◆ **WHAT THIS TASK INVOLVES**
Copy every line of the data that includes the string "Collections".

begin INFORMATION SHOWN

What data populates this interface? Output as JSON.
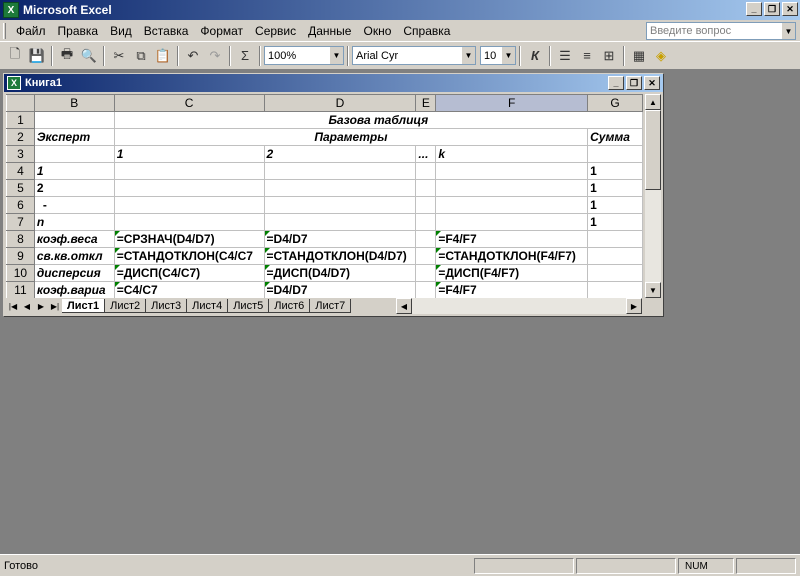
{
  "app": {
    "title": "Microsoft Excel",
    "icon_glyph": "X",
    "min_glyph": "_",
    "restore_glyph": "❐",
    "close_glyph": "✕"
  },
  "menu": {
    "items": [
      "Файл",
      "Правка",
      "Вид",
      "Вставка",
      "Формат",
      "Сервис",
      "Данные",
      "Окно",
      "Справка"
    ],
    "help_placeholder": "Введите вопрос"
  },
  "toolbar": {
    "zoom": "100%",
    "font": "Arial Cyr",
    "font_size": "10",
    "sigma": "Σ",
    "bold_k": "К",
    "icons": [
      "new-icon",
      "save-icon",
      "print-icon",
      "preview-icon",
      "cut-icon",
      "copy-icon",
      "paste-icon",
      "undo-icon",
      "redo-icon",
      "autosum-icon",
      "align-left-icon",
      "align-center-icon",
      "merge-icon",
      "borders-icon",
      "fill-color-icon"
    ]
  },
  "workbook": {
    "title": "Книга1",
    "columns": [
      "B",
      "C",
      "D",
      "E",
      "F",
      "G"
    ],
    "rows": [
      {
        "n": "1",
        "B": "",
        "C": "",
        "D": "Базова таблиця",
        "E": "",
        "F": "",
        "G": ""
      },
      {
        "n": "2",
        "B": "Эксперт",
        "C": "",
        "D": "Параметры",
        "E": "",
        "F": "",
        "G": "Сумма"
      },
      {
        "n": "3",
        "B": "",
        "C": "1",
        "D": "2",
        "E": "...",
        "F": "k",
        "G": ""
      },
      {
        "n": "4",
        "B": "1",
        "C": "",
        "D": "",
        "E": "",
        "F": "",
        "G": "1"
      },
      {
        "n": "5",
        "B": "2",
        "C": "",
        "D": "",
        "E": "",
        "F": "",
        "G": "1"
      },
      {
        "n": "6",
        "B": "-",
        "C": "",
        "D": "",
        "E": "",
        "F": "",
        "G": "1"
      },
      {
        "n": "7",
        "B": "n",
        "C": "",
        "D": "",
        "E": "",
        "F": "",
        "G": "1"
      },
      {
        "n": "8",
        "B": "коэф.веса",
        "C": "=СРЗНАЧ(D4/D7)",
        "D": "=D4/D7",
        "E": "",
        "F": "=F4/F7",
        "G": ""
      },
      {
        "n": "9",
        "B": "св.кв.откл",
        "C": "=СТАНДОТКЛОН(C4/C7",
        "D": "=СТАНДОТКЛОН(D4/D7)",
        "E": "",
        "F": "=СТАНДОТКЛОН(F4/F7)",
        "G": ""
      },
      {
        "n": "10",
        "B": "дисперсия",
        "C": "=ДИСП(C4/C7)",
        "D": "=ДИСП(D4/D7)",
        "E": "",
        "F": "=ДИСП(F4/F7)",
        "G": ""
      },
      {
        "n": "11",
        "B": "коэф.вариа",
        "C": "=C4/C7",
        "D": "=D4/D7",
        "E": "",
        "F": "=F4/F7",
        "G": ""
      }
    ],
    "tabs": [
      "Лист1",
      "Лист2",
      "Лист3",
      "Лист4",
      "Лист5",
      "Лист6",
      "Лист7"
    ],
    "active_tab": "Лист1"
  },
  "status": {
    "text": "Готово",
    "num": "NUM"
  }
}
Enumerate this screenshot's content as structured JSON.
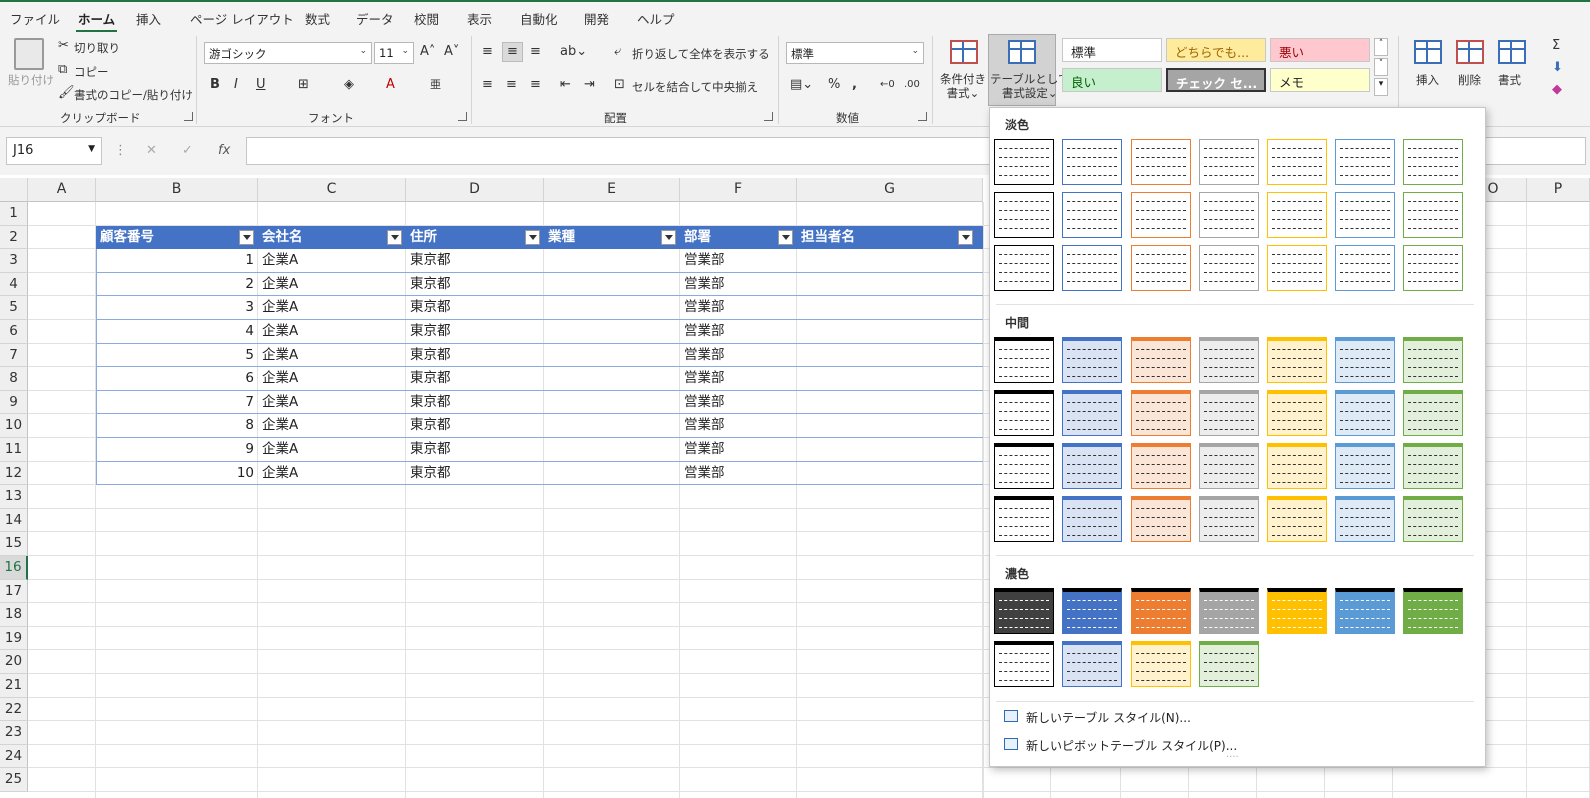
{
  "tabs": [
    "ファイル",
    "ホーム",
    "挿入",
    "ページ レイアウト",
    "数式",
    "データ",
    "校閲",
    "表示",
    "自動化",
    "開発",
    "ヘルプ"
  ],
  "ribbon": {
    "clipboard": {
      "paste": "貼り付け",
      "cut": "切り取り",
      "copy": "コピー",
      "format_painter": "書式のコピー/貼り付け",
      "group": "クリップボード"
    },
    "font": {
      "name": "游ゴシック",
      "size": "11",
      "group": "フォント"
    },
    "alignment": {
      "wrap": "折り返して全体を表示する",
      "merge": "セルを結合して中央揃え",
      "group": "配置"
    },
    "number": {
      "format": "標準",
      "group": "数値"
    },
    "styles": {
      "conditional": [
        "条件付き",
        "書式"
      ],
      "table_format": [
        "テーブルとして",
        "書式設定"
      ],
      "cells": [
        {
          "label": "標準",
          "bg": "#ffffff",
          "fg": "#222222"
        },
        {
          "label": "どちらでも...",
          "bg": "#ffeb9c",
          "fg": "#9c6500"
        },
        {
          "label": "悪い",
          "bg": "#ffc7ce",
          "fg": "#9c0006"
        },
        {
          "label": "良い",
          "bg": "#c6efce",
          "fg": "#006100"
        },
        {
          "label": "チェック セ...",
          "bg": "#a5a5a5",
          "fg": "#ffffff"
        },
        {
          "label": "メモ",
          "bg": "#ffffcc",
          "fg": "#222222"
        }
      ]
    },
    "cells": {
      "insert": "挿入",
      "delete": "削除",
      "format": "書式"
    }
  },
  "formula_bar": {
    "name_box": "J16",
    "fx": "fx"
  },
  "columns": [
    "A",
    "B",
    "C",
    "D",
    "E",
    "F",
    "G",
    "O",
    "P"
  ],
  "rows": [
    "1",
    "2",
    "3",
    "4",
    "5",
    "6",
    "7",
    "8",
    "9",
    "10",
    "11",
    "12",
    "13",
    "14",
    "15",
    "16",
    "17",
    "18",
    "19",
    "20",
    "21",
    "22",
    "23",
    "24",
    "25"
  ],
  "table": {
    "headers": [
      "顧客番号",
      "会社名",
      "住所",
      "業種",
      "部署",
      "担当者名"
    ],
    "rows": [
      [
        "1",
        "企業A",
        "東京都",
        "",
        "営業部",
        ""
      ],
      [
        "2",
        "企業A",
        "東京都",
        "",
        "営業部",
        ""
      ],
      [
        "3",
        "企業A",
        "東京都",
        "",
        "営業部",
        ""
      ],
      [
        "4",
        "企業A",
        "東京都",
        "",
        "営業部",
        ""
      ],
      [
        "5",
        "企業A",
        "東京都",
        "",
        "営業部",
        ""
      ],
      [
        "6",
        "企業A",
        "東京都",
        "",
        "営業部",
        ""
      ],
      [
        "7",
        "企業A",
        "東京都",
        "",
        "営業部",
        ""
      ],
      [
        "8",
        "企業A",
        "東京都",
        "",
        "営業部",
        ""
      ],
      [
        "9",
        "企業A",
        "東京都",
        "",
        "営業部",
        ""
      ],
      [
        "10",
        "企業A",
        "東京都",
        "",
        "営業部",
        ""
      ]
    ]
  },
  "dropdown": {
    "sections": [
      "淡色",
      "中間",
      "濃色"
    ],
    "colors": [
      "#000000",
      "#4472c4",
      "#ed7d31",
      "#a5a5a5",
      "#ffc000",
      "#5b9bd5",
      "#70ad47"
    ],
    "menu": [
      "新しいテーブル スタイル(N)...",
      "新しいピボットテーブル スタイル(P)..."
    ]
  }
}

end INFORMATION SHOWN
begin INFORMATION SHOWN

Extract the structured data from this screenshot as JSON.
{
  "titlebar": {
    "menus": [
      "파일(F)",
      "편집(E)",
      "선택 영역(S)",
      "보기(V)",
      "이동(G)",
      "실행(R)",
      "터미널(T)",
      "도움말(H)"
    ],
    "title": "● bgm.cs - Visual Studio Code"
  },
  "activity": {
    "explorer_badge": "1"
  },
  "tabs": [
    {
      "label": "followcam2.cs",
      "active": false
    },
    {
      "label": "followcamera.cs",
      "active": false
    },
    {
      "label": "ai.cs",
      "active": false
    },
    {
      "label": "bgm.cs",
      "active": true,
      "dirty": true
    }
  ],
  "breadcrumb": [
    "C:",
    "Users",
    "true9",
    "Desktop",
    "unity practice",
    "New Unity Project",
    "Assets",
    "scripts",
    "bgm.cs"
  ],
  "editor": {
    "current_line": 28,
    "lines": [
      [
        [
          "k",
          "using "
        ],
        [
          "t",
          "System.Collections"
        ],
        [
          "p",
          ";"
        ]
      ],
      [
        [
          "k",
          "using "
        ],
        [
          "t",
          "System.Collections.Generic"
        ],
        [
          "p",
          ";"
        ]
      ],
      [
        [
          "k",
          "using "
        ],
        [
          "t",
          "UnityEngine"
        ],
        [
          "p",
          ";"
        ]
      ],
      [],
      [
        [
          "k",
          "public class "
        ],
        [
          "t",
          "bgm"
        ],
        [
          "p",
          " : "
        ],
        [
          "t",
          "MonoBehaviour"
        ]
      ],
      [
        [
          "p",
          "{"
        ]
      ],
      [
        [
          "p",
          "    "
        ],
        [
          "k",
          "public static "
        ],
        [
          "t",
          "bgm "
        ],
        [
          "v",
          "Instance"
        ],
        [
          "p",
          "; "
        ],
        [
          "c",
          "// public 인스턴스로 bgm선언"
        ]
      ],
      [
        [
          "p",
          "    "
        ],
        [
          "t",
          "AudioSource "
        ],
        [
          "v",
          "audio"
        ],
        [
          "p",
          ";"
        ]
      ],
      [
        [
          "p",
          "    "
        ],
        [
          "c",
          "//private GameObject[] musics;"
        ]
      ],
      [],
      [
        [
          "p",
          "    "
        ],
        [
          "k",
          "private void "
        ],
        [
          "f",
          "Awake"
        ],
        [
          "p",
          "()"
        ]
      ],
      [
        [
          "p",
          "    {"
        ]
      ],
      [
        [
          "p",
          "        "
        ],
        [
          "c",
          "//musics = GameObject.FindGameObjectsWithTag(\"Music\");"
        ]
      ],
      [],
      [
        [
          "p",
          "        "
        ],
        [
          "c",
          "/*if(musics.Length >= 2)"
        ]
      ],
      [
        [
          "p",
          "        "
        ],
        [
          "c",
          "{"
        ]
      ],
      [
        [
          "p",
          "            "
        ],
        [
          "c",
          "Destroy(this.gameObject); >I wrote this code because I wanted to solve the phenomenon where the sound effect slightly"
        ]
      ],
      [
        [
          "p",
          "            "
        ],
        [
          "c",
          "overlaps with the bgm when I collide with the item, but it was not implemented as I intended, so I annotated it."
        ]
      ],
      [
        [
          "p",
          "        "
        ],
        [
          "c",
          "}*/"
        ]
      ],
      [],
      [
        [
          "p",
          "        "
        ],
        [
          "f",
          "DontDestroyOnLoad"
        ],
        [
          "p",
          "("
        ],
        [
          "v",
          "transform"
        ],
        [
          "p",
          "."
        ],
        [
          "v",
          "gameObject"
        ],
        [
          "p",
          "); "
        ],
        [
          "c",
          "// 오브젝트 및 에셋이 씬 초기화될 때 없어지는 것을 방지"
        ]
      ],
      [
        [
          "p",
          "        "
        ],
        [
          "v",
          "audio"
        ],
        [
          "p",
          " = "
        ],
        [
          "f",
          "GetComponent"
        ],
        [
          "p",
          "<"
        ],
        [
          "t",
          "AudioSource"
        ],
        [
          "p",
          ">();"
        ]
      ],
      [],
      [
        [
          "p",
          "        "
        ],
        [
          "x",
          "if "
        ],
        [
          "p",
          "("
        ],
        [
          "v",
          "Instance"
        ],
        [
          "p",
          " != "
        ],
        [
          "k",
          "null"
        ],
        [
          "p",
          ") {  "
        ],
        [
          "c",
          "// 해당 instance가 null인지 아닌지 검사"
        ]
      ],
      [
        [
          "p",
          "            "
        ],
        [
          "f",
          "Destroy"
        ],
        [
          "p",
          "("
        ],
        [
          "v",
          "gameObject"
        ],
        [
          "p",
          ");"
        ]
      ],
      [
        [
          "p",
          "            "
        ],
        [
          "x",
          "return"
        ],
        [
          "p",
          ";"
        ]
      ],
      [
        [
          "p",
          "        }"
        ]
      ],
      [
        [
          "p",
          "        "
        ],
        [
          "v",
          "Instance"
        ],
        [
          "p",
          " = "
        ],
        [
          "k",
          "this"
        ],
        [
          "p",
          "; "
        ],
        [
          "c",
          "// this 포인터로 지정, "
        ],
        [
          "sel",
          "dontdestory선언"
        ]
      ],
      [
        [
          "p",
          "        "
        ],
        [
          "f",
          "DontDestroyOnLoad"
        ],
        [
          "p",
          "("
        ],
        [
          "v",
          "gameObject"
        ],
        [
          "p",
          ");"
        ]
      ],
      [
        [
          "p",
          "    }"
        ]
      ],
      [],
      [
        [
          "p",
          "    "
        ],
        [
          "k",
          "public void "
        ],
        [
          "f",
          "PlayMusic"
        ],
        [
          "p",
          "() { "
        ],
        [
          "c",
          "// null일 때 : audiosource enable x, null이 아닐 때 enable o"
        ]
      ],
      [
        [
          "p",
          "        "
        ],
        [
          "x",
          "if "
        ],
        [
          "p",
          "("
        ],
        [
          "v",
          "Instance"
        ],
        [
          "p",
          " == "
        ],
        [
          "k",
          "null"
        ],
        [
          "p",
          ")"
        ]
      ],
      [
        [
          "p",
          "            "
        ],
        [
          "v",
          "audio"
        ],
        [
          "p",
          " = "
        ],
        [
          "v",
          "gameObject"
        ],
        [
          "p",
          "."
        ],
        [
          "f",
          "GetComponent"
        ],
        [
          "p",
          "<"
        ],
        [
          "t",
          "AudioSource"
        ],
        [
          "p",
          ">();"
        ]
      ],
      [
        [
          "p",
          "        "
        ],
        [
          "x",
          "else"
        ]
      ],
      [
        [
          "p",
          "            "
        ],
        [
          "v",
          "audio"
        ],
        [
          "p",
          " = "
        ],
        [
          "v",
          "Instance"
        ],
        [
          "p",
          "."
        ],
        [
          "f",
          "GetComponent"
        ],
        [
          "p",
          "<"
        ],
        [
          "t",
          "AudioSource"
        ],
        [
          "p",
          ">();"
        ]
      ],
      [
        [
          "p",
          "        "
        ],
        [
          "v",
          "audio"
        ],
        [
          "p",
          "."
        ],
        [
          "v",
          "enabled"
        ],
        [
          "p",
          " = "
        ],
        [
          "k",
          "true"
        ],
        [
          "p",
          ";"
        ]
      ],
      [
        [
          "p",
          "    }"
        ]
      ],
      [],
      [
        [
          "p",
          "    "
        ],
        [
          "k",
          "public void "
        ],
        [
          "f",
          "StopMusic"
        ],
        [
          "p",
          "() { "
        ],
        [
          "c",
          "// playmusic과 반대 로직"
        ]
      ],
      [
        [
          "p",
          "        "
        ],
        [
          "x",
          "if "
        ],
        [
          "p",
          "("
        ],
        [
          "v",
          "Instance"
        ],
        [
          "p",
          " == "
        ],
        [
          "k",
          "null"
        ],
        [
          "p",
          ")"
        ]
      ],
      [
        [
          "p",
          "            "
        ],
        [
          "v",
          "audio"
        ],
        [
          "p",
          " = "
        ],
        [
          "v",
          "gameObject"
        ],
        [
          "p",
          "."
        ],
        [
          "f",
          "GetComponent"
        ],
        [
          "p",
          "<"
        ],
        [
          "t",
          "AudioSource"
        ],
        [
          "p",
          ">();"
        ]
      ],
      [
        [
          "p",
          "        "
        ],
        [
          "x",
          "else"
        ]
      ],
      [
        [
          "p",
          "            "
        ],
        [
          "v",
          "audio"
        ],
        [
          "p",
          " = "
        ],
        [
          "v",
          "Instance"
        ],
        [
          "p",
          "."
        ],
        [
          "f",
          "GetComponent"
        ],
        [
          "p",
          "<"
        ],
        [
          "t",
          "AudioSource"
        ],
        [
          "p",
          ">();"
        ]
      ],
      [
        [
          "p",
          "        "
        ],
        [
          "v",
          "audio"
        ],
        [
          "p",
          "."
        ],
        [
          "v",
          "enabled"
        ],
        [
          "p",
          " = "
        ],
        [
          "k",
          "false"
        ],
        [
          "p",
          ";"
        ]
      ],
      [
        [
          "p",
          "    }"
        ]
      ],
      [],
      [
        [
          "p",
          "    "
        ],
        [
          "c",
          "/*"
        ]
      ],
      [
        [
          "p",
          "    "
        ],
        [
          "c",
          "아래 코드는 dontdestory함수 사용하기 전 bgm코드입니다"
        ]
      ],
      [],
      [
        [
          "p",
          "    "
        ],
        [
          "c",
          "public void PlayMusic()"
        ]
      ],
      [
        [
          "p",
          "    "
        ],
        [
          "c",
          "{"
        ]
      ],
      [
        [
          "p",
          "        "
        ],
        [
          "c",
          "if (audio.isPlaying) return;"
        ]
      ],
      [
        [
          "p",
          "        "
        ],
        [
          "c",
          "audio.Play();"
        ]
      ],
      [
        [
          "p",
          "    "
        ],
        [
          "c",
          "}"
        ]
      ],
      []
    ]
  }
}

end INFORMATION SHOWN

◆ **EXPECTED ANSWER**
          "System.Collections"
          "System.Collections.Generic"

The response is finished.